▶ [Selected text]:
──────

People asked if it was hard to adjust back to the real world. My only real difficulty was this: I would wake up spooked that I had lost my weapon. I would start groping for it in a panic and then realize it didn’t matter. Other than that, it was easy.
New York was everything I wanted, although for the first few days of the trip the rain and wind was incessant. Patrick was a gracious host, but he had a full-time job that required his attention if he was going to keep living at Houston and Avenue B. I discovered how to use the subway, bought a coat and set out to wander around lower Manhattan.
Jet lag woke me early on the first days, but there was always coffee, beer or wine at my disposal. Patrick and I would meet for lunch near his office at 59th and 5th, but the mornings and evenings were mine. My first trip was to Battery Park, where I walked the full circumference of the site of the World Trade Center. The new construction was barely above street level, but from the walkways and viewing areas you began to see the scope of it all—the singular enormity of the structures and the wounds they left behind.
I didn’t receive word about the September 11 attacks until the second plane had struck—I was in a locked room taking an 11th grade trigonometry test. I wasn’t even seventeen yet. Walking from one end of my high school to another, unaware of what was transpiring, I heard the excited and panicked voices of kids’ interpretations. It’s World War III. We’re all going to die. A tower collapsed on a TV glimpsed through a doorway. I had no idea what was happening. In the next few weeks the narrative developed. They started airing documentaries about the Taliban, the lunar hell of drought-stricken Kandahar, women in burqas, men in turbans, endless convoys of Toyota Hiluxes. I remembered the early ’90s National Geographic articles I had pored over as a kid. I wondered if I would ever go there.
Now it was 2009, and I stood at the sprawling site, completely anonymous in the crowd of financiers, tourists and construction workers. I looked like any other hipster without a day job, another Midwesterner crowding the L train. The bright red cranes slowly heaved. Construction went on, as did the war, still sending Afghans and Americans under the dirt, Afghans of all ages, Americans young enough to have been in fourth grade when this block evaporated. This was where it all started, the spark that powered the ignition in a million diesel generators across hinterlands and wastes, in firebases, outposts and transit hubs. A feeling welled up in me but the only words I could use to express it would have been more appropriate for a flat tire: “God damn it.”

──────

▶ [Dataset excerpt]:

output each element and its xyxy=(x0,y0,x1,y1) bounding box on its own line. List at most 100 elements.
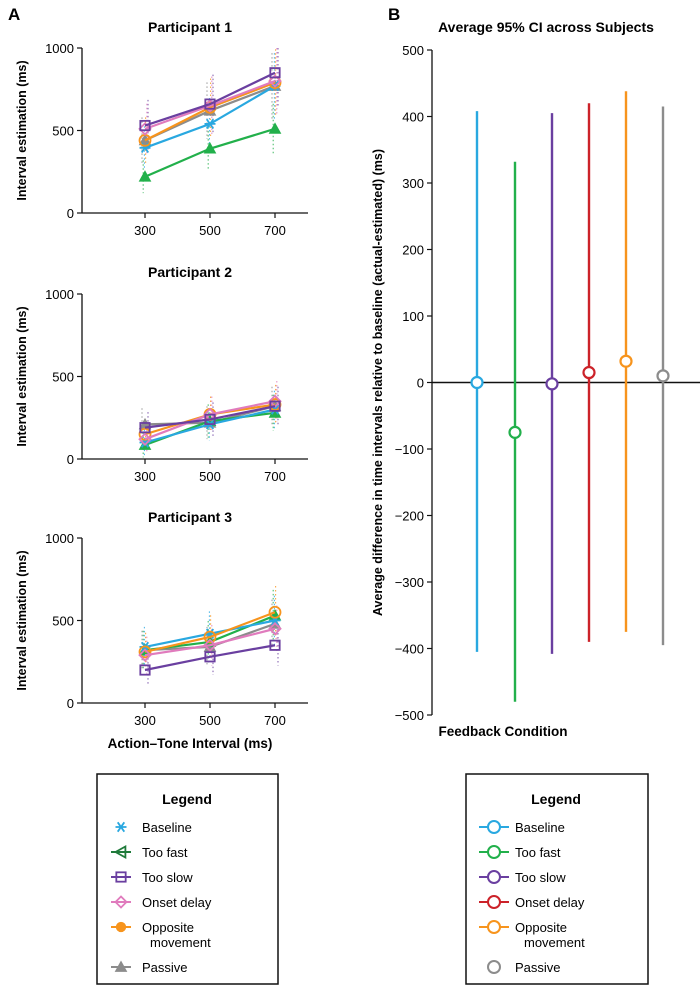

──────

▶ [Instructions to follow]: Can you quote, word for word, the stretch of the New York passage from "People asked if" through "it was easy."?

▶ [Result]:
People asked if it was hard to adjust back to the real world. My only real difficulty was this: I would wake up spooked that I had lost my weapon. I would start groping for it in a panic and then realize it didn’t matter. Other than that, it was easy.